▶ _WORK TO COMPLETE_:
Reproduce every record exactly as it appears, but not the pictures.
[Begin]
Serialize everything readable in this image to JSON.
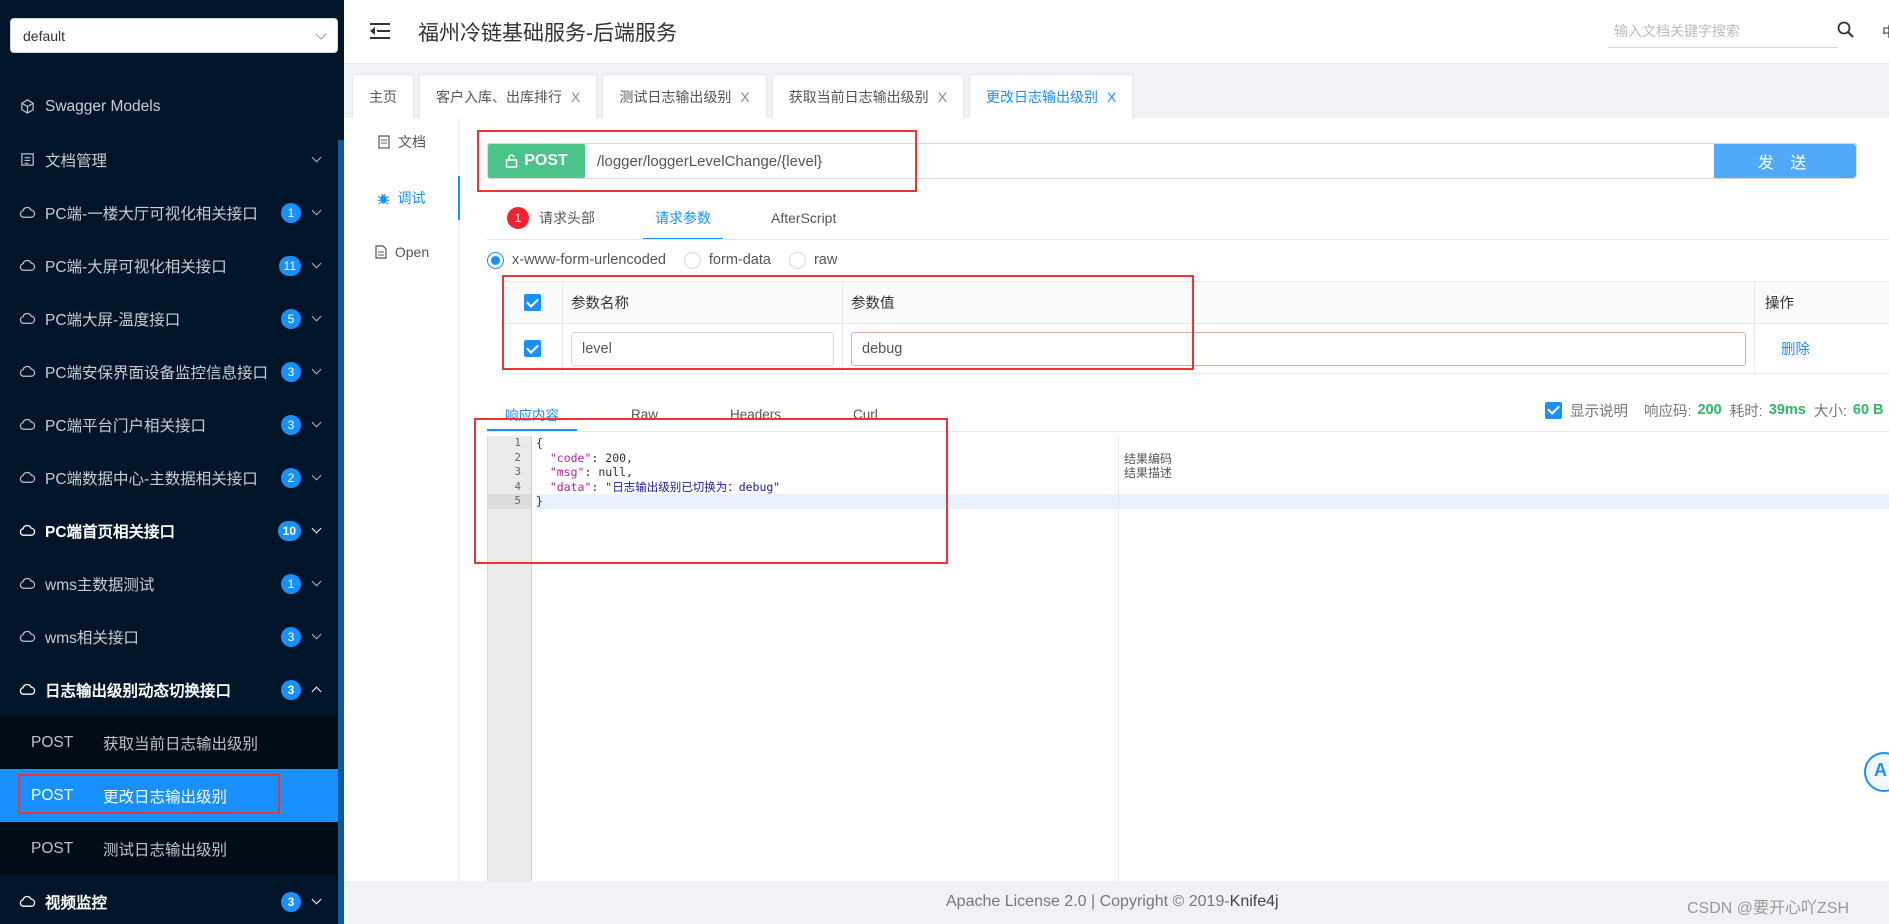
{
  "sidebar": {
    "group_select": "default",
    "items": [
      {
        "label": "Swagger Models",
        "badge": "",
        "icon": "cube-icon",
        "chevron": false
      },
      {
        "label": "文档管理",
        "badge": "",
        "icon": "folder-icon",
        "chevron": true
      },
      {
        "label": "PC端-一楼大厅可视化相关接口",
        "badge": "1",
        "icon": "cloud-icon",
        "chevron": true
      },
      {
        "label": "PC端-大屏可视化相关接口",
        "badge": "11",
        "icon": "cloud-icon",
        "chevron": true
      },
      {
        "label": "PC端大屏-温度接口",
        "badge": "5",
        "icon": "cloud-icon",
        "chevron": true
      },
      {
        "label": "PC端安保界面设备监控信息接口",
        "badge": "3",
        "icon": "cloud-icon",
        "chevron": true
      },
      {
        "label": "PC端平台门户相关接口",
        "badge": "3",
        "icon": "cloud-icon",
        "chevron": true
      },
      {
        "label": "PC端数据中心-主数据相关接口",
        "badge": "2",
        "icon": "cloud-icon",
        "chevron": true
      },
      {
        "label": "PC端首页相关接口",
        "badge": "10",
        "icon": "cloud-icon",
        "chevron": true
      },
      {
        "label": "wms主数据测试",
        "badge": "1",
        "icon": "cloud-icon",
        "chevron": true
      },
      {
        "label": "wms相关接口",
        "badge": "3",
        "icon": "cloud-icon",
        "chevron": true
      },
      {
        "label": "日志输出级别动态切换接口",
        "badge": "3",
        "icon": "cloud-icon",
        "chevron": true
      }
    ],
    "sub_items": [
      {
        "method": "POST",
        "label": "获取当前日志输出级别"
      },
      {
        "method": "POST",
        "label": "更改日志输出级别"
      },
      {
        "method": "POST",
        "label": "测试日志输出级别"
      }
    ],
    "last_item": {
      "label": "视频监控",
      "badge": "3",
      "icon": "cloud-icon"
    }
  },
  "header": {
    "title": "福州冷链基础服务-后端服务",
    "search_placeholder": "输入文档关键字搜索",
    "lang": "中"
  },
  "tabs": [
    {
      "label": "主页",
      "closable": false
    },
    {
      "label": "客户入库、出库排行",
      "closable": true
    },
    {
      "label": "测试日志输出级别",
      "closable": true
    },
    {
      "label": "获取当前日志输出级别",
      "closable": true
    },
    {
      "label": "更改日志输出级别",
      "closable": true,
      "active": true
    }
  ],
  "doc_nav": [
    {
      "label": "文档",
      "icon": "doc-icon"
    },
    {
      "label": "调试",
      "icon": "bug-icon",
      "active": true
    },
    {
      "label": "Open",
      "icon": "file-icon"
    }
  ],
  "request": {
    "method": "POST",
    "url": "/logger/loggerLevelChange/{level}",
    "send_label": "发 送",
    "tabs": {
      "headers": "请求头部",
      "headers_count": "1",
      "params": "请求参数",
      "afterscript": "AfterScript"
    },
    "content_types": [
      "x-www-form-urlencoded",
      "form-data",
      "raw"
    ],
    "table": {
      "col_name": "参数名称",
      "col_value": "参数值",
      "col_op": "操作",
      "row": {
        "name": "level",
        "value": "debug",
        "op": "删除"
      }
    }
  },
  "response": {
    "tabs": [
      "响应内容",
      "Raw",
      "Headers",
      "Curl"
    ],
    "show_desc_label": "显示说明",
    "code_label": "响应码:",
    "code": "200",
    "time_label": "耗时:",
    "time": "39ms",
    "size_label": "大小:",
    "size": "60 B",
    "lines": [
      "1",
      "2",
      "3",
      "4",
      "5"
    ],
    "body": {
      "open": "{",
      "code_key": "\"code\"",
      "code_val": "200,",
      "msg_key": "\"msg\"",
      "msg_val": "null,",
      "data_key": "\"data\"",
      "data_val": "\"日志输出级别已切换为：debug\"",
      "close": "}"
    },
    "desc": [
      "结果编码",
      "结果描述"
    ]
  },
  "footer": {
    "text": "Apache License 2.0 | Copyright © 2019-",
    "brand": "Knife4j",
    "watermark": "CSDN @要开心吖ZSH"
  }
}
[End]
▶ _SOLVED EXERCISE_:
Serialize everything readable in this image to JSON.
{
  "sidebar": {
    "group_select": "default",
    "items": [
      {
        "label": "Swagger Models",
        "badge": "",
        "icon": "cube-icon",
        "chevron": false
      },
      {
        "label": "文档管理",
        "badge": "",
        "icon": "folder-icon",
        "chevron": true
      },
      {
        "label": "PC端-一楼大厅可视化相关接口",
        "badge": "1",
        "icon": "cloud-icon",
        "chevron": true
      },
      {
        "label": "PC端-大屏可视化相关接口",
        "badge": "11",
        "icon": "cloud-icon",
        "chevron": true
      },
      {
        "label": "PC端大屏-温度接口",
        "badge": "5",
        "icon": "cloud-icon",
        "chevron": true
      },
      {
        "label": "PC端安保界面设备监控信息接口",
        "badge": "3",
        "icon": "cloud-icon",
        "chevron": true
      },
      {
        "label": "PC端平台门户相关接口",
        "badge": "3",
        "icon": "cloud-icon",
        "chevron": true
      },
      {
        "label": "PC端数据中心-主数据相关接口",
        "badge": "2",
        "icon": "cloud-icon",
        "chevron": true
      },
      {
        "label": "PC端首页相关接口",
        "badge": "10",
        "icon": "cloud-icon",
        "chevron": true
      },
      {
        "label": "wms主数据测试",
        "badge": "1",
        "icon": "cloud-icon",
        "chevron": true
      },
      {
        "label": "wms相关接口",
        "badge": "3",
        "icon": "cloud-icon",
        "chevron": true
      },
      {
        "label": "日志输出级别动态切换接口",
        "badge": "3",
        "icon": "cloud-icon",
        "chevron": true
      }
    ],
    "sub_items": [
      {
        "method": "POST",
        "label": "获取当前日志输出级别"
      },
      {
        "method": "POST",
        "label": "更改日志输出级别"
      },
      {
        "method": "POST",
        "label": "测试日志输出级别"
      }
    ],
    "last_item": {
      "label": "视频监控",
      "badge": "3",
      "icon": "cloud-icon"
    }
  },
  "header": {
    "title": "福州冷链基础服务-后端服务",
    "search_placeholder": "输入文档关键字搜索",
    "lang": "中"
  },
  "tabs": [
    {
      "label": "主页",
      "closable": false
    },
    {
      "label": "客户入库、出库排行",
      "closable": true
    },
    {
      "label": "测试日志输出级别",
      "closable": true
    },
    {
      "label": "获取当前日志输出级别",
      "closable": true
    },
    {
      "label": "更改日志输出级别",
      "closable": true,
      "active": true
    }
  ],
  "doc_nav": [
    {
      "label": "文档",
      "icon": "doc-icon"
    },
    {
      "label": "调试",
      "icon": "bug-icon",
      "active": true
    },
    {
      "label": "Open",
      "icon": "file-icon"
    }
  ],
  "request": {
    "method": "POST",
    "url": "/logger/loggerLevelChange/{level}",
    "send_label": "发 送",
    "tabs": {
      "headers": "请求头部",
      "headers_count": "1",
      "params": "请求参数",
      "afterscript": "AfterScript"
    },
    "content_types": [
      "x-www-form-urlencoded",
      "form-data",
      "raw"
    ],
    "table": {
      "col_name": "参数名称",
      "col_value": "参数值",
      "col_op": "操作",
      "row": {
        "name": "level",
        "value": "debug",
        "op": "删除"
      }
    }
  },
  "response": {
    "tabs": [
      "响应内容",
      "Raw",
      "Headers",
      "Curl"
    ],
    "show_desc_label": "显示说明",
    "code_label": "响应码:",
    "code": "200",
    "time_label": "耗时:",
    "time": "39ms",
    "size_label": "大小:",
    "size": "60 B",
    "lines": [
      "1",
      "2",
      "3",
      "4",
      "5"
    ],
    "body": {
      "open": "{",
      "code_key": "\"code\"",
      "code_val": "200,",
      "msg_key": "\"msg\"",
      "msg_val": "null,",
      "data_key": "\"data\"",
      "data_val": "\"日志输出级别已切换为：debug\"",
      "close": "}"
    },
    "desc": [
      "结果编码",
      "结果描述"
    ]
  },
  "footer": {
    "text": "Apache License 2.0 | Copyright © 2019-",
    "brand": "Knife4j",
    "watermark": "CSDN @要开心吖ZSH"
  }
}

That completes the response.